-- Begin --

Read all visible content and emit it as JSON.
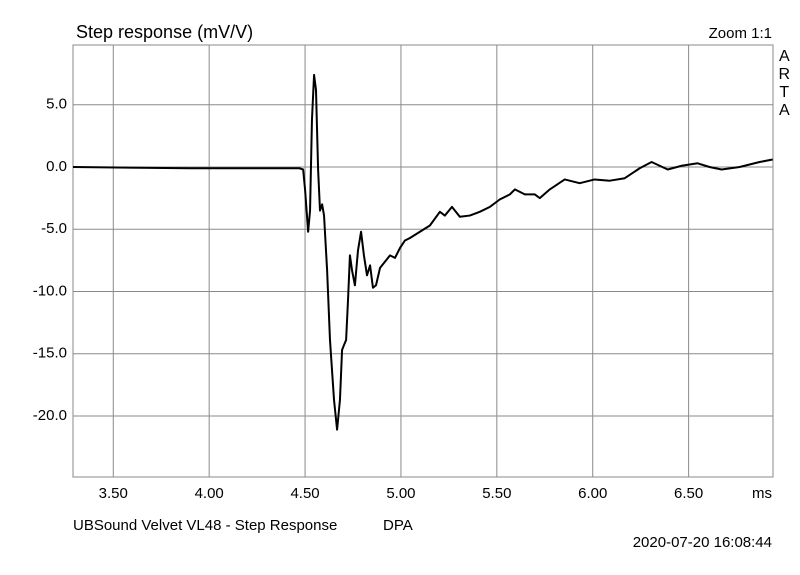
{
  "chart_data": {
    "type": "line",
    "title": "Step response (mV/V)",
    "zoom_label": "Zoom 1:1",
    "brand": "ARTA",
    "x_label": "ms",
    "caption": "UBSound Velvet VL48 - Step Response",
    "caption_right": "DPA",
    "timestamp": "2020-07-20  16:08:44",
    "color": "#000000",
    "grid": true,
    "xlim": [
      3.29,
      6.94
    ],
    "ylim": [
      -24.9,
      9.8
    ],
    "xticks": [
      {
        "value": 3.5,
        "label": "3.50"
      },
      {
        "value": 4,
        "label": "4.00"
      },
      {
        "value": 4.5,
        "label": "4.50"
      },
      {
        "value": 5,
        "label": "5.00"
      },
      {
        "value": 5.5,
        "label": "5.50"
      },
      {
        "value": 6,
        "label": "6.00"
      },
      {
        "value": 6.5,
        "label": "6.50"
      }
    ],
    "yticks": [
      {
        "value": 5,
        "label": "5.0"
      },
      {
        "value": 0,
        "label": "0.0"
      },
      {
        "value": -5,
        "label": "-5.0"
      },
      {
        "value": -10,
        "label": "-10.0"
      },
      {
        "value": -15,
        "label": "-15.0"
      },
      {
        "value": -20,
        "label": "-20.0"
      }
    ],
    "x": [
      3.29,
      3.9,
      4.47,
      4.49,
      4.5,
      4.516,
      4.526,
      4.536,
      4.547,
      4.557,
      4.568,
      4.578,
      4.589,
      4.599,
      4.615,
      4.63,
      4.651,
      4.667,
      4.682,
      4.693,
      4.703,
      4.714,
      4.724,
      4.734,
      4.745,
      4.76,
      4.776,
      4.792,
      4.807,
      4.823,
      4.839,
      4.854,
      4.87,
      4.891,
      4.917,
      4.943,
      4.969,
      4.995,
      5.021,
      5.047,
      5.099,
      5.151,
      5.203,
      5.229,
      5.266,
      5.307,
      5.359,
      5.411,
      5.464,
      5.516,
      5.568,
      5.594,
      5.646,
      5.698,
      5.724,
      5.776,
      5.854,
      5.932,
      6.01,
      6.089,
      6.167,
      6.245,
      6.307,
      6.391,
      6.464,
      6.547,
      6.609,
      6.672,
      6.766,
      6.87,
      6.938
    ],
    "values": [
      0,
      -0.1,
      -0.1,
      -0.2,
      -1.8,
      -5.2,
      -3.5,
      3.8,
      7.4,
      6.2,
      -0.2,
      -3.5,
      -3.0,
      -3.9,
      -8.3,
      -13.9,
      -18.7,
      -21.1,
      -18.7,
      -14.7,
      -14.3,
      -13.9,
      -10.7,
      -7.1,
      -8.3,
      -9.5,
      -6.7,
      -5.2,
      -7.1,
      -8.7,
      -7.9,
      -9.7,
      -9.5,
      -8.1,
      -7.6,
      -7.1,
      -7.3,
      -6.5,
      -5.9,
      -5.7,
      -5.2,
      -4.7,
      -3.6,
      -3.9,
      -3.2,
      -4.0,
      -3.9,
      -3.6,
      -3.2,
      -2.6,
      -2.2,
      -1.8,
      -2.2,
      -2.2,
      -2.5,
      -1.8,
      -1.0,
      -1.3,
      -1.0,
      -1.1,
      -0.9,
      -0.1,
      0.4,
      -0.2,
      0.1,
      0.3,
      0,
      -0.2,
      0,
      0.4,
      0.6
    ]
  }
}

-- End --

WHAT THE TASK ASKS:
Without the pictures, reproduce every line of the records above exactly.

EXERCISE RESULT:
Read all visible content and emit it as JSON.
{
  "chart_data": {
    "type": "line",
    "title": "Step response (mV/V)",
    "zoom_label": "Zoom 1:1",
    "brand": "ARTA",
    "x_label": "ms",
    "caption": "UBSound Velvet VL48 - Step Response",
    "caption_right": "DPA",
    "timestamp": "2020-07-20  16:08:44",
    "color": "#000000",
    "grid": true,
    "xlim": [
      3.29,
      6.94
    ],
    "ylim": [
      -24.9,
      9.8
    ],
    "xticks": [
      {
        "value": 3.5,
        "label": "3.50"
      },
      {
        "value": 4,
        "label": "4.00"
      },
      {
        "value": 4.5,
        "label": "4.50"
      },
      {
        "value": 5,
        "label": "5.00"
      },
      {
        "value": 5.5,
        "label": "5.50"
      },
      {
        "value": 6,
        "label": "6.00"
      },
      {
        "value": 6.5,
        "label": "6.50"
      }
    ],
    "yticks": [
      {
        "value": 5,
        "label": "5.0"
      },
      {
        "value": 0,
        "label": "0.0"
      },
      {
        "value": -5,
        "label": "-5.0"
      },
      {
        "value": -10,
        "label": "-10.0"
      },
      {
        "value": -15,
        "label": "-15.0"
      },
      {
        "value": -20,
        "label": "-20.0"
      }
    ],
    "x": [
      3.29,
      3.9,
      4.47,
      4.49,
      4.5,
      4.516,
      4.526,
      4.536,
      4.547,
      4.557,
      4.568,
      4.578,
      4.589,
      4.599,
      4.615,
      4.63,
      4.651,
      4.667,
      4.682,
      4.693,
      4.703,
      4.714,
      4.724,
      4.734,
      4.745,
      4.76,
      4.776,
      4.792,
      4.807,
      4.823,
      4.839,
      4.854,
      4.87,
      4.891,
      4.917,
      4.943,
      4.969,
      4.995,
      5.021,
      5.047,
      5.099,
      5.151,
      5.203,
      5.229,
      5.266,
      5.307,
      5.359,
      5.411,
      5.464,
      5.516,
      5.568,
      5.594,
      5.646,
      5.698,
      5.724,
      5.776,
      5.854,
      5.932,
      6.01,
      6.089,
      6.167,
      6.245,
      6.307,
      6.391,
      6.464,
      6.547,
      6.609,
      6.672,
      6.766,
      6.87,
      6.938
    ],
    "values": [
      0,
      -0.1,
      -0.1,
      -0.2,
      -1.8,
      -5.2,
      -3.5,
      3.8,
      7.4,
      6.2,
      -0.2,
      -3.5,
      -3.0,
      -3.9,
      -8.3,
      -13.9,
      -18.7,
      -21.1,
      -18.7,
      -14.7,
      -14.3,
      -13.9,
      -10.7,
      -7.1,
      -8.3,
      -9.5,
      -6.7,
      -5.2,
      -7.1,
      -8.7,
      -7.9,
      -9.7,
      -9.5,
      -8.1,
      -7.6,
      -7.1,
      -7.3,
      -6.5,
      -5.9,
      -5.7,
      -5.2,
      -4.7,
      -3.6,
      -3.9,
      -3.2,
      -4.0,
      -3.9,
      -3.6,
      -3.2,
      -2.6,
      -2.2,
      -1.8,
      -2.2,
      -2.2,
      -2.5,
      -1.8,
      -1.0,
      -1.3,
      -1.0,
      -1.1,
      -0.9,
      -0.1,
      0.4,
      -0.2,
      0.1,
      0.3,
      0,
      -0.2,
      0,
      0.4,
      0.6
    ]
  }
}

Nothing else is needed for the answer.